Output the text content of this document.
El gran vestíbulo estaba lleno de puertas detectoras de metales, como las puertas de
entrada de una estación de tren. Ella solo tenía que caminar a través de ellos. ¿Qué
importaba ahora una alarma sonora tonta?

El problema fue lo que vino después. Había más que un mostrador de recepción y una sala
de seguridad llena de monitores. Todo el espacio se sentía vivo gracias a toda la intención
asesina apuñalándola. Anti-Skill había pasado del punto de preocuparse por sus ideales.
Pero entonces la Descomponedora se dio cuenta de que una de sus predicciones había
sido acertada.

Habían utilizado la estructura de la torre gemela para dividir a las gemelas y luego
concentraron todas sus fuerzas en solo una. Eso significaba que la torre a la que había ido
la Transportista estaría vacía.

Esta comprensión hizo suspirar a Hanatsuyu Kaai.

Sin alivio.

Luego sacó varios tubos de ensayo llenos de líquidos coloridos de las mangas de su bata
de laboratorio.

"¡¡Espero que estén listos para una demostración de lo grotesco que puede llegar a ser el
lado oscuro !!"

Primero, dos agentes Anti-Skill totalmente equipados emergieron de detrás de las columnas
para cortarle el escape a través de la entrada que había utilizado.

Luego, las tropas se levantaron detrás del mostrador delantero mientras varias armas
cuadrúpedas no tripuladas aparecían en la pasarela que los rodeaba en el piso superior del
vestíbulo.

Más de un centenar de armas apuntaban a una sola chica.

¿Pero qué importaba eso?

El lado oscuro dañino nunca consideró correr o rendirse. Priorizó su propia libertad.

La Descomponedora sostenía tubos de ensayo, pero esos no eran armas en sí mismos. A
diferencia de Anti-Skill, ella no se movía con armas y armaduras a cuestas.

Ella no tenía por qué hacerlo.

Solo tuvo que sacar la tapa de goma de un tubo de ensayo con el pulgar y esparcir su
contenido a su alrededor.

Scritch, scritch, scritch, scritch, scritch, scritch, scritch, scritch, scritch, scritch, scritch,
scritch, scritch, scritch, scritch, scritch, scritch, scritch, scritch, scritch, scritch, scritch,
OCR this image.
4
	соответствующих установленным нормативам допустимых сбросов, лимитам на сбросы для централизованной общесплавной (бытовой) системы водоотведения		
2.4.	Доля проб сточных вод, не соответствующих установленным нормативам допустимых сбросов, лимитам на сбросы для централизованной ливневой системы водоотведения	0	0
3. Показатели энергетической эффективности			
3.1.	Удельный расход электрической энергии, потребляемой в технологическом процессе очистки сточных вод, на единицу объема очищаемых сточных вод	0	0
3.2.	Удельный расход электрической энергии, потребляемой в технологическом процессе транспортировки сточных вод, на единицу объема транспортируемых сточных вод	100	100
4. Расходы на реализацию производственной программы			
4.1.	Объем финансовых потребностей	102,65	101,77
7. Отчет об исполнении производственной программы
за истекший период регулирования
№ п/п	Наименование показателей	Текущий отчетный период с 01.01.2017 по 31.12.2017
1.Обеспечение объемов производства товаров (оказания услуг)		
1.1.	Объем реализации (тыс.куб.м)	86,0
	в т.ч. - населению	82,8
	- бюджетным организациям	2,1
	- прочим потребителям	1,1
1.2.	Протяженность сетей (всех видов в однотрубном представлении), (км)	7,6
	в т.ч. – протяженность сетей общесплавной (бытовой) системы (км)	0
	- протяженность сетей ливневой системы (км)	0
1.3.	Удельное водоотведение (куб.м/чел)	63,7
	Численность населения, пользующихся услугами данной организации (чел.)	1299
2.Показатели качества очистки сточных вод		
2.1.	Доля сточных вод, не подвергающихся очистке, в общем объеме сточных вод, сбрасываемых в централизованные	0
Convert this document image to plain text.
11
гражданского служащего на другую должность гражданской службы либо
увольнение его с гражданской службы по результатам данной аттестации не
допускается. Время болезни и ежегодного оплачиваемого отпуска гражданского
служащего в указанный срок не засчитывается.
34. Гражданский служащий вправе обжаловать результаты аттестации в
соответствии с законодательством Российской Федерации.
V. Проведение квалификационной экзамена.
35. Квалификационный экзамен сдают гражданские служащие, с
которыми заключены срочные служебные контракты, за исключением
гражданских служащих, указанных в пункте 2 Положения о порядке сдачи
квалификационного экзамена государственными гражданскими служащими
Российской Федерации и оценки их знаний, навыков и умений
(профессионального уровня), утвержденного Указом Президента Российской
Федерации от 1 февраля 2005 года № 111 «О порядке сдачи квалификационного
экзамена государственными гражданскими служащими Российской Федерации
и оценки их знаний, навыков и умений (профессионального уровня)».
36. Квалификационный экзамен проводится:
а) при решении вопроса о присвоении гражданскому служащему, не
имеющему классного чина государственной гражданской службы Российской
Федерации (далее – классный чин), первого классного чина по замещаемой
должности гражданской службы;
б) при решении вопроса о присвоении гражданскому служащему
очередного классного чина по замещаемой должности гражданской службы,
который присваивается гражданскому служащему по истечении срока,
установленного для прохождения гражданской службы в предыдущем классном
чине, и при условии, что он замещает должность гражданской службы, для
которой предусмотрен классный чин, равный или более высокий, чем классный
***
> REQUIREMENT
Of the lines in this data, how many contain "порядке"? Reply with only the number.

> THE RESULT
2